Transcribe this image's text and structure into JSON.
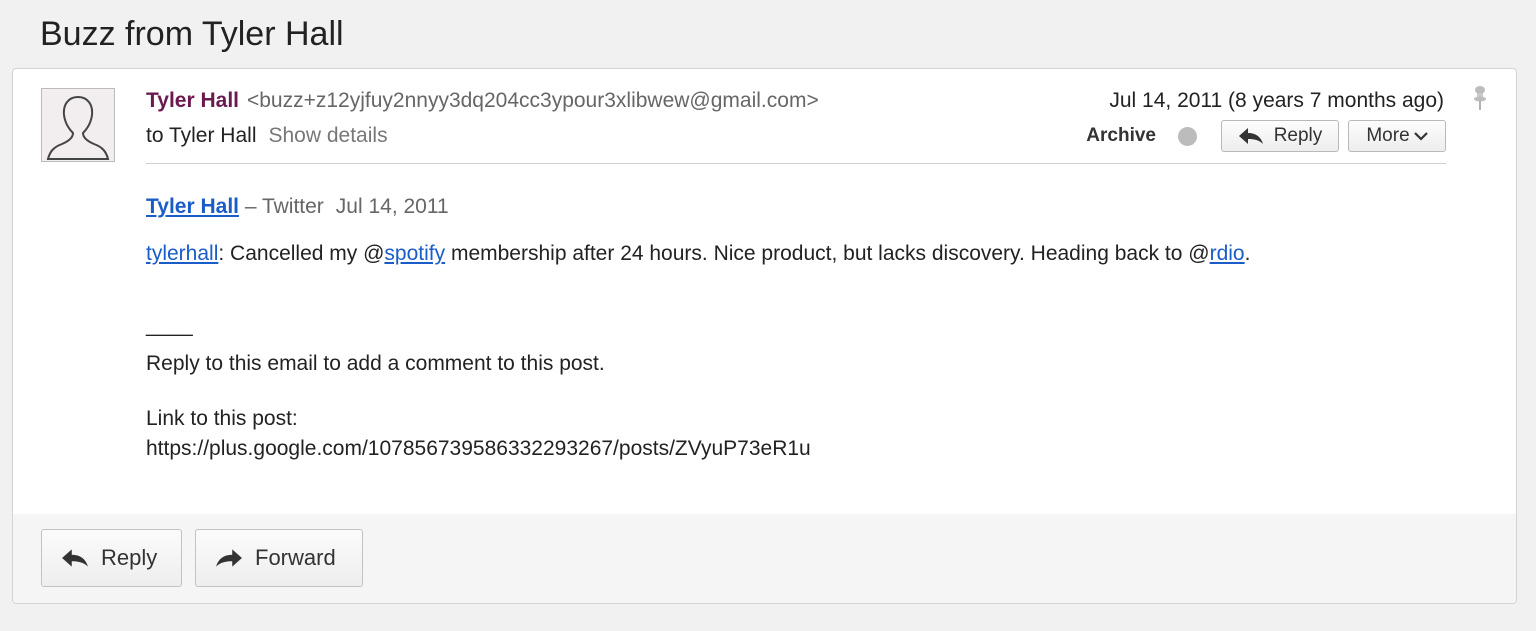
{
  "subject": "Buzz from Tyler Hall",
  "message": {
    "sender_name": "Tyler Hall",
    "sender_email": "<buzz+z12yjfuy2nnyy3dq204cc3ypour3xlibwew@gmail.com>",
    "recipient": "to Tyler Hall",
    "show_details_label": "Show details",
    "date": "Jul 14, 2011 (8 years 7 months ago)",
    "archive_label": "Archive",
    "reply_label": "Reply",
    "more_label": "More"
  },
  "post": {
    "author": "Tyler Hall",
    "source": " – Twitter",
    "date": "Jul 14, 2011",
    "tweet_user": "tylerhall",
    "tweet_part1": ": Cancelled my @",
    "tweet_mention1": "spotify",
    "tweet_part2": " membership after 24 hours. Nice product, but lacks discovery. Heading back to @",
    "tweet_mention2": "rdio",
    "tweet_end": "."
  },
  "signature": {
    "separator": "____",
    "reply_note": "Reply to this email to add a comment to this post.",
    "link_label": "Link to this post:",
    "link_url": "https://plus.google.com/107856739586332293267/posts/ZVyuP73eR1u"
  },
  "footer": {
    "reply_label": "Reply",
    "forward_label": "Forward"
  },
  "colors": {
    "sender": "#6b1a4f",
    "link": "#1a5cc8",
    "background": "#f1f1f1"
  }
}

» **TASK INSTRUCTIONS**
Exclude all images and restate the records above word for word.

» **EXERCISE OUTPUT**
Transcribe this image's text and structure into JSON.
{
  "subject": "Buzz from Tyler Hall",
  "message": {
    "sender_name": "Tyler Hall",
    "sender_email": "<buzz+z12yjfuy2nnyy3dq204cc3ypour3xlibwew@gmail.com>",
    "recipient": "to Tyler Hall",
    "show_details_label": "Show details",
    "date": "Jul 14, 2011 (8 years 7 months ago)",
    "archive_label": "Archive",
    "reply_label": "Reply",
    "more_label": "More"
  },
  "post": {
    "author": "Tyler Hall",
    "source": " – Twitter",
    "date": "Jul 14, 2011",
    "tweet_user": "tylerhall",
    "tweet_part1": ": Cancelled my @",
    "tweet_mention1": "spotify",
    "tweet_part2": " membership after 24 hours. Nice product, but lacks discovery. Heading back to @",
    "tweet_mention2": "rdio",
    "tweet_end": "."
  },
  "signature": {
    "separator": "____",
    "reply_note": "Reply to this email to add a comment to this post.",
    "link_label": "Link to this post:",
    "link_url": "https://plus.google.com/107856739586332293267/posts/ZVyuP73eR1u"
  },
  "footer": {
    "reply_label": "Reply",
    "forward_label": "Forward"
  },
  "colors": {
    "sender": "#6b1a4f",
    "link": "#1a5cc8",
    "background": "#f1f1f1"
  }
}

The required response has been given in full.